** Begin GIVEN INFORMATION **

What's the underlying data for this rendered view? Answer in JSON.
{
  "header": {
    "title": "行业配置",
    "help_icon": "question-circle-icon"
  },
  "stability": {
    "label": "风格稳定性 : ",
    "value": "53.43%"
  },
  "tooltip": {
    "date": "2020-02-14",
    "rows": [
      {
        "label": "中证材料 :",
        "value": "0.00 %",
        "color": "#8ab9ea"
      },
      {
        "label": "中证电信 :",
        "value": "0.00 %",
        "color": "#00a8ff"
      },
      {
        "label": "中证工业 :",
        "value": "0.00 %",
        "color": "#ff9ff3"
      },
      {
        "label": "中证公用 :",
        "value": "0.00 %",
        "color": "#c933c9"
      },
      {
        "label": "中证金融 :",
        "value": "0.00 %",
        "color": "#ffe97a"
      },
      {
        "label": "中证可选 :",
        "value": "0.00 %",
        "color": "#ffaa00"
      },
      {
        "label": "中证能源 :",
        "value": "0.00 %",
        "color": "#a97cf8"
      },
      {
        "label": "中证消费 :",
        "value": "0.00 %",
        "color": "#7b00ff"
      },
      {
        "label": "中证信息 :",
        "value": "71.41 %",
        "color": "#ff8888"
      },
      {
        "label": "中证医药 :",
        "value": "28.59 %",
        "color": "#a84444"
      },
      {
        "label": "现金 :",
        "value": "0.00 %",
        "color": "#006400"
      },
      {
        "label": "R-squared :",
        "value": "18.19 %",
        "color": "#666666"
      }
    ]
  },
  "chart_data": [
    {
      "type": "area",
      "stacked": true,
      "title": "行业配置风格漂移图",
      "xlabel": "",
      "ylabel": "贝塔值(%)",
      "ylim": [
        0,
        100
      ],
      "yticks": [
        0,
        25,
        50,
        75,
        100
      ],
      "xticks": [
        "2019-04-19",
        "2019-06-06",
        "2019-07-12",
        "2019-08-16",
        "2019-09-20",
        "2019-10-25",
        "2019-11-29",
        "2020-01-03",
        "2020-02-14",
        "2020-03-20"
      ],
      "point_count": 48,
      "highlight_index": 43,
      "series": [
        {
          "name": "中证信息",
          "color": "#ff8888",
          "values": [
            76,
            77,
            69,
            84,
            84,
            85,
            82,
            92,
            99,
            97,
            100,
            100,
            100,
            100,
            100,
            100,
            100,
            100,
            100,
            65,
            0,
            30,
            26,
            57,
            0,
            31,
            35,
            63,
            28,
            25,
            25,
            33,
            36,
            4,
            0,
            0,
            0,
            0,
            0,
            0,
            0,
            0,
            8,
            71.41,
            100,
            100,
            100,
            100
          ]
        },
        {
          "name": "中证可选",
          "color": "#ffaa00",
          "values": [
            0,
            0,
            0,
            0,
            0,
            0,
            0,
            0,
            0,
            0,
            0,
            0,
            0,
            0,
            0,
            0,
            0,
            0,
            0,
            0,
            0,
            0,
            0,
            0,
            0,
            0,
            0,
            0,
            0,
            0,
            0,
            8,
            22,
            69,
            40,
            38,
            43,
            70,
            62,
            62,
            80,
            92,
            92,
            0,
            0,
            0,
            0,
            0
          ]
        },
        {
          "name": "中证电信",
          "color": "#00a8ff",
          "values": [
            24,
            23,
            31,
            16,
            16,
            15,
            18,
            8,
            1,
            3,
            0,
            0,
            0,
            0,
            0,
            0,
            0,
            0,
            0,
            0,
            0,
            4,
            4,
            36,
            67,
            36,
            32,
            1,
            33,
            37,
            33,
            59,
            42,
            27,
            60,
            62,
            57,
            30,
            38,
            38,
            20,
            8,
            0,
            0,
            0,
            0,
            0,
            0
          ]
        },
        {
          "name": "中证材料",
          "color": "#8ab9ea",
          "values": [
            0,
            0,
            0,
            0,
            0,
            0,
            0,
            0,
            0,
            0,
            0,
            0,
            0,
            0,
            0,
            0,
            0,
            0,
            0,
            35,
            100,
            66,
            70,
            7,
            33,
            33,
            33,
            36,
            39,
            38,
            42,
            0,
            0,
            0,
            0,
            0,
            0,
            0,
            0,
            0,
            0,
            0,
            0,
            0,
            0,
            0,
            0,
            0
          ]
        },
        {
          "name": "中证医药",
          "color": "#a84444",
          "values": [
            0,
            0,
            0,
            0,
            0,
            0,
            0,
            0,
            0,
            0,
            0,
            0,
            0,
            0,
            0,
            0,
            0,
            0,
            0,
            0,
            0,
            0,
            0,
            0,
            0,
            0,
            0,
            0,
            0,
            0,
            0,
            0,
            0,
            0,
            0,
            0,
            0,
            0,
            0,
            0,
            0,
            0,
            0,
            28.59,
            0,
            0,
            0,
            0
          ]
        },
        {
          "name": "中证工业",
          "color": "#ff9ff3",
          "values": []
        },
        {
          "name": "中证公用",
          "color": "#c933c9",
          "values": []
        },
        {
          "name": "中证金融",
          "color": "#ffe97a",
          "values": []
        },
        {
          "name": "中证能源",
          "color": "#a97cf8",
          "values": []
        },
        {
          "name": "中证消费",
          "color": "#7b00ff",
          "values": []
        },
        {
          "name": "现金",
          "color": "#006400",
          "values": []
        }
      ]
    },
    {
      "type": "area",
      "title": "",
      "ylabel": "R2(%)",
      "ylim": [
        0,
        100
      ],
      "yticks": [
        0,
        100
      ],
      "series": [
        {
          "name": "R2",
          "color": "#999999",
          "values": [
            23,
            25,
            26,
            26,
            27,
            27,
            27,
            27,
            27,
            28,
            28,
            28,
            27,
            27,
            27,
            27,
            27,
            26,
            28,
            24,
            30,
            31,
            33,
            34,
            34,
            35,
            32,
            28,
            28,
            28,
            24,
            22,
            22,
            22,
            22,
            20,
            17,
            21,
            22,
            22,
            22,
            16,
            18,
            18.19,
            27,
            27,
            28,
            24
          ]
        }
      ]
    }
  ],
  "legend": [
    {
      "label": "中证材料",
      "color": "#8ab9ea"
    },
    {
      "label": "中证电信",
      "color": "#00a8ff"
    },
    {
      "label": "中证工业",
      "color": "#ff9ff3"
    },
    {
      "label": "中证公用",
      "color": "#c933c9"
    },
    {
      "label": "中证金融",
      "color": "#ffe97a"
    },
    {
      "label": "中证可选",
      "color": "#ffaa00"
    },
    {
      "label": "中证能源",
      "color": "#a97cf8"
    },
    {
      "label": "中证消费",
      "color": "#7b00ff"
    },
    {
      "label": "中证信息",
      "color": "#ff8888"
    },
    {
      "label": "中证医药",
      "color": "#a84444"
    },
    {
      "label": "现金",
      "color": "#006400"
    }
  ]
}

** End GIVEN INFORMATION **

TASK REQUIREMENTS —
Give every line of the material again, exactly as it reads.

RESPONSE —
What's the underlying data for this rendered view? Answer in JSON.
{
  "header": {
    "title": "行业配置",
    "help_icon": "question-circle-icon"
  },
  "stability": {
    "label": "风格稳定性 : ",
    "value": "53.43%"
  },
  "tooltip": {
    "date": "2020-02-14",
    "rows": [
      {
        "label": "中证材料 :",
        "value": "0.00 %",
        "color": "#8ab9ea"
      },
      {
        "label": "中证电信 :",
        "value": "0.00 %",
        "color": "#00a8ff"
      },
      {
        "label": "中证工业 :",
        "value": "0.00 %",
        "color": "#ff9ff3"
      },
      {
        "label": "中证公用 :",
        "value": "0.00 %",
        "color": "#c933c9"
      },
      {
        "label": "中证金融 :",
        "value": "0.00 %",
        "color": "#ffe97a"
      },
      {
        "label": "中证可选 :",
        "value": "0.00 %",
        "color": "#ffaa00"
      },
      {
        "label": "中证能源 :",
        "value": "0.00 %",
        "color": "#a97cf8"
      },
      {
        "label": "中证消费 :",
        "value": "0.00 %",
        "color": "#7b00ff"
      },
      {
        "label": "中证信息 :",
        "value": "71.41 %",
        "color": "#ff8888"
      },
      {
        "label": "中证医药 :",
        "value": "28.59 %",
        "color": "#a84444"
      },
      {
        "label": "现金 :",
        "value": "0.00 %",
        "color": "#006400"
      },
      {
        "label": "R-squared :",
        "value": "18.19 %",
        "color": "#666666"
      }
    ]
  },
  "chart_data": [
    {
      "type": "area",
      "stacked": true,
      "title": "行业配置风格漂移图",
      "xlabel": "",
      "ylabel": "贝塔值(%)",
      "ylim": [
        0,
        100
      ],
      "yticks": [
        0,
        25,
        50,
        75,
        100
      ],
      "xticks": [
        "2019-04-19",
        "2019-06-06",
        "2019-07-12",
        "2019-08-16",
        "2019-09-20",
        "2019-10-25",
        "2019-11-29",
        "2020-01-03",
        "2020-02-14",
        "2020-03-20"
      ],
      "point_count": 48,
      "highlight_index": 43,
      "series": [
        {
          "name": "中证信息",
          "color": "#ff8888",
          "values": [
            76,
            77,
            69,
            84,
            84,
            85,
            82,
            92,
            99,
            97,
            100,
            100,
            100,
            100,
            100,
            100,
            100,
            100,
            100,
            65,
            0,
            30,
            26,
            57,
            0,
            31,
            35,
            63,
            28,
            25,
            25,
            33,
            36,
            4,
            0,
            0,
            0,
            0,
            0,
            0,
            0,
            0,
            8,
            71.41,
            100,
            100,
            100,
            100
          ]
        },
        {
          "name": "中证可选",
          "color": "#ffaa00",
          "values": [
            0,
            0,
            0,
            0,
            0,
            0,
            0,
            0,
            0,
            0,
            0,
            0,
            0,
            0,
            0,
            0,
            0,
            0,
            0,
            0,
            0,
            0,
            0,
            0,
            0,
            0,
            0,
            0,
            0,
            0,
            0,
            8,
            22,
            69,
            40,
            38,
            43,
            70,
            62,
            62,
            80,
            92,
            92,
            0,
            0,
            0,
            0,
            0
          ]
        },
        {
          "name": "中证电信",
          "color": "#00a8ff",
          "values": [
            24,
            23,
            31,
            16,
            16,
            15,
            18,
            8,
            1,
            3,
            0,
            0,
            0,
            0,
            0,
            0,
            0,
            0,
            0,
            0,
            0,
            4,
            4,
            36,
            67,
            36,
            32,
            1,
            33,
            37,
            33,
            59,
            42,
            27,
            60,
            62,
            57,
            30,
            38,
            38,
            20,
            8,
            0,
            0,
            0,
            0,
            0,
            0
          ]
        },
        {
          "name": "中证材料",
          "color": "#8ab9ea",
          "values": [
            0,
            0,
            0,
            0,
            0,
            0,
            0,
            0,
            0,
            0,
            0,
            0,
            0,
            0,
            0,
            0,
            0,
            0,
            0,
            35,
            100,
            66,
            70,
            7,
            33,
            33,
            33,
            36,
            39,
            38,
            42,
            0,
            0,
            0,
            0,
            0,
            0,
            0,
            0,
            0,
            0,
            0,
            0,
            0,
            0,
            0,
            0,
            0
          ]
        },
        {
          "name": "中证医药",
          "color": "#a84444",
          "values": [
            0,
            0,
            0,
            0,
            0,
            0,
            0,
            0,
            0,
            0,
            0,
            0,
            0,
            0,
            0,
            0,
            0,
            0,
            0,
            0,
            0,
            0,
            0,
            0,
            0,
            0,
            0,
            0,
            0,
            0,
            0,
            0,
            0,
            0,
            0,
            0,
            0,
            0,
            0,
            0,
            0,
            0,
            0,
            28.59,
            0,
            0,
            0,
            0
          ]
        },
        {
          "name": "中证工业",
          "color": "#ff9ff3",
          "values": []
        },
        {
          "name": "中证公用",
          "color": "#c933c9",
          "values": []
        },
        {
          "name": "中证金融",
          "color": "#ffe97a",
          "values": []
        },
        {
          "name": "中证能源",
          "color": "#a97cf8",
          "values": []
        },
        {
          "name": "中证消费",
          "color": "#7b00ff",
          "values": []
        },
        {
          "name": "现金",
          "color": "#006400",
          "values": []
        }
      ]
    },
    {
      "type": "area",
      "title": "",
      "ylabel": "R2(%)",
      "ylim": [
        0,
        100
      ],
      "yticks": [
        0,
        100
      ],
      "series": [
        {
          "name": "R2",
          "color": "#999999",
          "values": [
            23,
            25,
            26,
            26,
            27,
            27,
            27,
            27,
            27,
            28,
            28,
            28,
            27,
            27,
            27,
            27,
            27,
            26,
            28,
            24,
            30,
            31,
            33,
            34,
            34,
            35,
            32,
            28,
            28,
            28,
            24,
            22,
            22,
            22,
            22,
            20,
            17,
            21,
            22,
            22,
            22,
            16,
            18,
            18.19,
            27,
            27,
            28,
            24
          ]
        }
      ]
    }
  ],
  "legend": [
    {
      "label": "中证材料",
      "color": "#8ab9ea"
    },
    {
      "label": "中证电信",
      "color": "#00a8ff"
    },
    {
      "label": "中证工业",
      "color": "#ff9ff3"
    },
    {
      "label": "中证公用",
      "color": "#c933c9"
    },
    {
      "label": "中证金融",
      "color": "#ffe97a"
    },
    {
      "label": "中证可选",
      "color": "#ffaa00"
    },
    {
      "label": "中证能源",
      "color": "#a97cf8"
    },
    {
      "label": "中证消费",
      "color": "#7b00ff"
    },
    {
      "label": "中证信息",
      "color": "#ff8888"
    },
    {
      "label": "中证医药",
      "color": "#a84444"
    },
    {
      "label": "现金",
      "color": "#006400"
    }
  ]
}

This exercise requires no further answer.